### Passage provided:

It was in those early days that MaryBeth realised that the children would learn more easily through games and play than a classroom situation. "Yeah, I can't wait to show you my book!" She'd told me earlier about this project. "It Costs Almost Nothing" describes a range of toys and games made out of recycled materials. Things like bottle tops, tin cans and cardboard. That's why she needed the sharpies. The local felt-tipped pens weren't robust enough for making puzzles and board games.

At last her eyes were on the road. "Are you prepared for this?" she asked. "I'll just leave you to do your own thing." "Oh yes," we lied. We'd agreed to spend the afternoon at the centre but in my naivety I'd expected an organised tour. We swung left through an open gate and into a courtyard furnished with picnic tables, and brightened by the murals painted on the white walls of the activity rooms and clinic. Shoals of shrieking children swirled round the car like fish, and MaryBeth was soon swallowed up in the mayhem.

We stood around feeling stupid. Then I felt a tug at my hand. "Hello! My name is Ben." A small boy was thrusting an exercise book into my hand. He was learning German, a language I happen to know. We counted to 10 and beamed at each other. I was beginning to enjoy this. "Do you play football?" My self-confidence evaporated. "No. Do you?" "Yes, and so does MaryBeth. She plays goalie." He trotted off to join a more rewarding member of our group. It was a toss-up between Richard, who was talking about Manchester United, and Nick, whose digital camera screen brought screams of delight as the children recognised themselves.

Two girls showed me how to play Etosha, a home-made version of Battleship. I could see that searching for an opponent's animals was better than trying to sink one another's battleships. It uses mathematical skills – which explains why I was no good at it – and also teaches city kids about wildlife.

Suddenly, MaryBeth was with us again. "Hey, did I tell you about the swimming excursion? We took a bunch of kids to the municipal baths. They agreed to let us come in for free. How many came – 565!" She shrieked with laughter. "The woman behind the counter just couldn't believe it. She was on the phone trying to complain, but meanwhile we just filed past the security guards until everyone was in.

### Problems and tasks:
A. Translate this sentence from the passage about MaryBeth's center into Spanish: "Two girls showed me how to play Etosha, a home-made version of Battleship."
B. In the passage about MaryBeth's center, rewrite the paragraph beginning "We stood around feeling stupid" in shorter form, keeping its main facts.
C. Extend the passage about MaryBeth's center, starting right after its final sentence.

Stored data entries
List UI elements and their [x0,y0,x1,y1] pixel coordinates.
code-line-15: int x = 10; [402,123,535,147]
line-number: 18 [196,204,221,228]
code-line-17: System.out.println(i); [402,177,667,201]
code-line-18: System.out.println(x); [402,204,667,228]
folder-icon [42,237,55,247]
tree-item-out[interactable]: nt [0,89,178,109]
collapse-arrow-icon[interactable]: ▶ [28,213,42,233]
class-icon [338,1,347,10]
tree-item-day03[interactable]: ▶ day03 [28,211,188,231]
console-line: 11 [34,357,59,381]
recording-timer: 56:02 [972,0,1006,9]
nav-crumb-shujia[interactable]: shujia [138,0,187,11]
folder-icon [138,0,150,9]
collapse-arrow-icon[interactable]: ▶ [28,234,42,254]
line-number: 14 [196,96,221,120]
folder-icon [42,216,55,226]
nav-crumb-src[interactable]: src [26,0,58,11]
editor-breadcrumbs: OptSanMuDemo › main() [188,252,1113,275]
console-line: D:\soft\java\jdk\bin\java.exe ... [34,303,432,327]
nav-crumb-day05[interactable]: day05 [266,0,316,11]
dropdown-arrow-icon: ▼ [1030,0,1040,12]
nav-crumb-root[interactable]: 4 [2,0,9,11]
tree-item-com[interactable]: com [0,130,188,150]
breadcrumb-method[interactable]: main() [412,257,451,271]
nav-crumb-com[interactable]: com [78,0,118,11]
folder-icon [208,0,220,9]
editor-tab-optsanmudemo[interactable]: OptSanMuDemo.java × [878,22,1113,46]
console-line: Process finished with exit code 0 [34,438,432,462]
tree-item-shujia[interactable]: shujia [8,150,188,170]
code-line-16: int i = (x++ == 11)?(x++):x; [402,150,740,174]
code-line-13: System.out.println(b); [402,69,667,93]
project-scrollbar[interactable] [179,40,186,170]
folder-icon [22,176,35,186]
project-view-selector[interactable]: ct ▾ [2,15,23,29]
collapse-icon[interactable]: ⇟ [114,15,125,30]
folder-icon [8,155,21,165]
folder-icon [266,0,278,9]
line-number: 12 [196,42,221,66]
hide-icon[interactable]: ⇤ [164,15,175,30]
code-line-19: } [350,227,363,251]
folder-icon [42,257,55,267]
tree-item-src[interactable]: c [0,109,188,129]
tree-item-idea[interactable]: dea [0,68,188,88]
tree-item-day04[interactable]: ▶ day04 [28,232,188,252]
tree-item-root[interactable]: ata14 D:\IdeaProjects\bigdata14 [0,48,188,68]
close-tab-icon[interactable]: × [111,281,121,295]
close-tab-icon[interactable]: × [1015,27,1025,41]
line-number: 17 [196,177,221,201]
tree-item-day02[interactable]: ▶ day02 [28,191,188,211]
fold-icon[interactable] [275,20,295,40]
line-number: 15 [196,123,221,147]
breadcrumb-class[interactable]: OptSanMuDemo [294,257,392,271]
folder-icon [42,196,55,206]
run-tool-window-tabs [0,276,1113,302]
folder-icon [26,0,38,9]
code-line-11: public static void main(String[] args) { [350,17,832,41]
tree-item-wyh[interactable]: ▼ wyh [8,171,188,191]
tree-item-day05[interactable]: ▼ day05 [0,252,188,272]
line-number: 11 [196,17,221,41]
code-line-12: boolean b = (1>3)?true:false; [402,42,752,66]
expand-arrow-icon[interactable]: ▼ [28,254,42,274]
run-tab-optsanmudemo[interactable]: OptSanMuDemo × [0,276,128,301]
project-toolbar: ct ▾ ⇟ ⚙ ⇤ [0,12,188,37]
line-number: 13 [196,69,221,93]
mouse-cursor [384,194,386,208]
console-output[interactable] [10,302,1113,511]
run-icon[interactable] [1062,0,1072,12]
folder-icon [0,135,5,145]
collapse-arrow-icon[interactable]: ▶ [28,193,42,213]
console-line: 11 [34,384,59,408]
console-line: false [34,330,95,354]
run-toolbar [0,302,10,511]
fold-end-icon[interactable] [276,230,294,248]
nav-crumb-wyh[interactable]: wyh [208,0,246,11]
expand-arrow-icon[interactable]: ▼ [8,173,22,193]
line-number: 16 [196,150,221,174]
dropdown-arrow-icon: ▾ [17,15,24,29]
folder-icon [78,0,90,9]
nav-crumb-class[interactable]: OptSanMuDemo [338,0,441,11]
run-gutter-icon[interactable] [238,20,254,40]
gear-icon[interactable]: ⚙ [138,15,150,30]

### Answers for the tasks:
A. Dos niñas me enseñaron a jugar a Etosha, una versión casera de Batalla Naval.

B. The group stood around feeling awkward until a small boy named Ben introduced himself and handed the narrator his exercise book. He was learning German, which the narrator knows, so they counted to 10 together. Ben then asked whether the narrator played football. The answer was no. Ben said that he did, and so did MaryBeth, who played goalie. He then went off to a more rewarding member of the group. That was either Richard, who was talking about Manchester United, or Nick, whose digital camera screen made the children scream with delight when they saw themselves.

C.
"Oh no, they can't swim. Thank goodness we had plenty of volunteers to watch them. We spent the whole day there, with the kids just yelling with delight, and several told me afterwards that it was the happiest day of their life."

It was time to go. As we drove back to our hotel MaryBeth asked: "Did little Salome offer to braid your hair? I thought so. She's one of my favourites, but we've had our tussles because she simply wouldn't read. It was frustrating because she's clearly very bright. But the other day I was reading a text message on my cellphone while Salome braided my hair. She leaned over my shoulder and started reading it to me. I just dropped the phone and hugged her, saying: 'You're reading, you're reading!' She was so happy that I was happy. Then she asked to borrow a book to take home to read to her granny." MaryBeth grinned at the memory. "You can see why I want to stay here."

After Windhoek, we toured Namibia and, like all tourists, were bowled over by the wildlife and scenery. I'll never forget those vivid desert colours and the medley of wild animals. But when we talk about the trip we always return to that wonderful afternoon in Katutura, Windhoek's beating heart. We remember the cheerful chaos and recall those beautiful laughing children, and the stories of their tough lives. And when I go to bed in chilly England, there's Big Mama smiling at me from my pillow.